** Begin **
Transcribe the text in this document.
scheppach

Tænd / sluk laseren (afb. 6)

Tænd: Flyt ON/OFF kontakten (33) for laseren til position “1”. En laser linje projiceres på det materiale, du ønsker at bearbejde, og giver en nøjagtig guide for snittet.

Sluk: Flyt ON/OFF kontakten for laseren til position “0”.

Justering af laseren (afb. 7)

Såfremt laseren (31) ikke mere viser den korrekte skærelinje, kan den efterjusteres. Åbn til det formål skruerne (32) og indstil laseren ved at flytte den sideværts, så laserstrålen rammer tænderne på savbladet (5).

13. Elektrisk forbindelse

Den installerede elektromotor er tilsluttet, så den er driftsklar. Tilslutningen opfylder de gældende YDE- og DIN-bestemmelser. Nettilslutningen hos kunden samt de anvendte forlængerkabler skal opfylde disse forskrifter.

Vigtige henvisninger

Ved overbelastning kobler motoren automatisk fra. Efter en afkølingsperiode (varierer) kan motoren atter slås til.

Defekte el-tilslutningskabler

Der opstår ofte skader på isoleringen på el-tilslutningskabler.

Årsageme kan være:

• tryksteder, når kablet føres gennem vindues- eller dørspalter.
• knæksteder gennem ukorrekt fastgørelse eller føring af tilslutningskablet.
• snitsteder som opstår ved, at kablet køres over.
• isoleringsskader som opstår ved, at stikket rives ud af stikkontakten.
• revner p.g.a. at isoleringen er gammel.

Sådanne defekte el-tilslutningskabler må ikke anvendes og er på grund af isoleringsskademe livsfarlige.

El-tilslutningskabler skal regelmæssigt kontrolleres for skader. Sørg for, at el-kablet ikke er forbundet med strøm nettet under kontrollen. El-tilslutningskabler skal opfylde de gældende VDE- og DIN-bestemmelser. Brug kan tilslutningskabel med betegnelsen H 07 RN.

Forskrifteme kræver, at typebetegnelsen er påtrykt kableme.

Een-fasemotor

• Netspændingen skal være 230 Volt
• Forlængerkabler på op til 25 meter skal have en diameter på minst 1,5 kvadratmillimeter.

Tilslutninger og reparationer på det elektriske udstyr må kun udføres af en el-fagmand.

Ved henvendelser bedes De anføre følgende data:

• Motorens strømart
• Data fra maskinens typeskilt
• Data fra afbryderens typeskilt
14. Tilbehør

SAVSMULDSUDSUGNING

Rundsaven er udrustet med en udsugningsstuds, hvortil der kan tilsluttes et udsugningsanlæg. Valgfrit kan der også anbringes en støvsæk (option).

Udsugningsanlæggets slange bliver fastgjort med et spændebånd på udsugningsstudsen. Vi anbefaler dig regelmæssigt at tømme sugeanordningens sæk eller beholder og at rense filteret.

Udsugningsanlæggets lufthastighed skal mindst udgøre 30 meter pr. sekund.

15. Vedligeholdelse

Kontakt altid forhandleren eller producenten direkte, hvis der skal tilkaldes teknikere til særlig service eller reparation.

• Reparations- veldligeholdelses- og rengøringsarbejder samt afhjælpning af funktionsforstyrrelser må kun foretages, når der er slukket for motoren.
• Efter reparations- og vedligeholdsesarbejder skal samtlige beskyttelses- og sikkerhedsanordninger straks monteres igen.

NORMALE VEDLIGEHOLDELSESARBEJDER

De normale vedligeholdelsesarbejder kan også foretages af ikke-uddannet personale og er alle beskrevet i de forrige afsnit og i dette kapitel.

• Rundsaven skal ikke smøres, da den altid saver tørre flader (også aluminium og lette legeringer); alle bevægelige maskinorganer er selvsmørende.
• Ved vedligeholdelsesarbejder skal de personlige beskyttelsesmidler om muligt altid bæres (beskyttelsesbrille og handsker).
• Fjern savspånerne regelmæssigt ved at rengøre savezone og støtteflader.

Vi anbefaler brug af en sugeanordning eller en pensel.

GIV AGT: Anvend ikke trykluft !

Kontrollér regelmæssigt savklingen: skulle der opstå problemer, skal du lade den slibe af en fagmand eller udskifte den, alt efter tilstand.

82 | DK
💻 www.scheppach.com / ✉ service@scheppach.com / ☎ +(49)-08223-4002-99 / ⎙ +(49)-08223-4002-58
** End **
[WHAT TO DO] Reproduce the complete data exactly as presented above.

[TASK RESPONSE]
Transcribe the text in this document.
scheppach

Tænd / sluk laseren (afb. 6)

Tænd: Flyt ON/OFF kontakten (33) for laseren til position “1”. En laser linje projiceres på det materiale, du ønsker at bearbejde, og giver en nøjagtig guide for snittet.

Sluk: Flyt ON/OFF kontakten for laseren til position “0”.

Justering af laseren (afb. 7)

Såfremt laseren (31) ikke mere viser den korrekte skærelinje, kan den efterjusteres. Åbn til det formål skruerne (32) og indstil laseren ved at flytte den sideværts, så laserstrålen rammer tænderne på savbladet (5).

13. Elektrisk forbindelse

Den installerede elektromotor er tilsluttet, så den er driftsklar. Tilslutningen opfylder de gældende YDE- og DIN-bestemmelser. Nettilslutningen hos kunden samt de anvendte forlængerkabler skal opfylde disse forskrifter.

Vigtige henvisninger

Ved overbelastning kobler motoren automatisk fra. Efter en afkølingsperiode (varierer) kan motoren atter slås til.

Defekte el-tilslutningskabler

Der opstår ofte skader på isoleringen på el-tilslutningskabler.

Årsageme kan være:

• tryksteder, når kablet føres gennem vindues- eller dørspalter.
• knæksteder gennem ukorrekt fastgørelse eller føring af tilslutningskablet.
• snitsteder som opstår ved, at kablet køres over.
• isoleringsskader som opstår ved, at stikket rives ud af stikkontakten.
• revner p.g.a. at isoleringen er gammel.

Sådanne defekte el-tilslutningskabler må ikke anvendes og er på grund af isoleringsskademe livsfarlige.

El-tilslutningskabler skal regelmæssigt kontrolleres for skader. Sørg for, at el-kablet ikke er forbundet med strøm nettet under kontrollen. El-tilslutningskabler skal opfylde de gældende VDE- og DIN-bestemmelser. Brug kan tilslutningskabel med betegnelsen H 07 RN.

Forskrifteme kræver, at typebetegnelsen er påtrykt kableme.

Een-fasemotor

• Netspændingen skal være 230 Volt
• Forlængerkabler på op til 25 meter skal have en diameter på minst 1,5 kvadratmillimeter.

Tilslutninger og reparationer på det elektriske udstyr må kun udføres af en el-fagmand.

Ved henvendelser bedes De anføre følgende data:

• Motorens strømart
• Data fra maskinens typeskilt
• Data fra afbryderens typeskilt
14. Tilbehør

SAVSMULDSUDSUGNING

Rundsaven er udrustet med en udsugningsstuds, hvortil der kan tilsluttes et udsugningsanlæg. Valgfrit kan der også anbringes en støvsæk (option).

Udsugningsanlæggets slange bliver fastgjort med et spændebånd på udsugningsstudsen. Vi anbefaler dig regelmæssigt at tømme sugeanordningens sæk eller beholder og at rense filteret.

Udsugningsanlæggets lufthastighed skal mindst udgøre 30 meter pr. sekund.

15. Vedligeholdelse

Kontakt altid forhandleren eller producenten direkte, hvis der skal tilkaldes teknikere til særlig service eller reparation.

• Reparations- veldligeholdelses- og rengøringsarbejder samt afhjælpning af funktionsforstyrrelser må kun foretages, når der er slukket for motoren.
• Efter reparations- og vedligeholdsesarbejder skal samtlige beskyttelses- og sikkerhedsanordninger straks monteres igen.

NORMALE VEDLIGEHOLDELSESARBEJDER

De normale vedligeholdelsesarbejder kan også foretages af ikke-uddannet personale og er alle beskrevet i de forrige afsnit og i dette kapitel.

• Rundsaven skal ikke smøres, da den altid saver tørre flader (også aluminium og lette legeringer); alle bevægelige maskinorganer er selvsmørende.
• Ved vedligeholdelsesarbejder skal de personlige beskyttelsesmidler om muligt altid bæres (beskyttelsesbrille og handsker).
• Fjern savspånerne regelmæssigt ved at rengøre savezone og støtteflader.

Vi anbefaler brug af en sugeanordning eller en pensel.

GIV AGT: Anvend ikke trykluft !

Kontrollér regelmæssigt savklingen: skulle der opstå problemer, skal du lade den slibe af en fagmand eller udskifte den, alt efter tilstand.

82 | DK
💻 www.scheppach.com / ✉ service@scheppach.com / ☎ +(49)-08223-4002-99 / ⎙ +(49)-08223-4002-58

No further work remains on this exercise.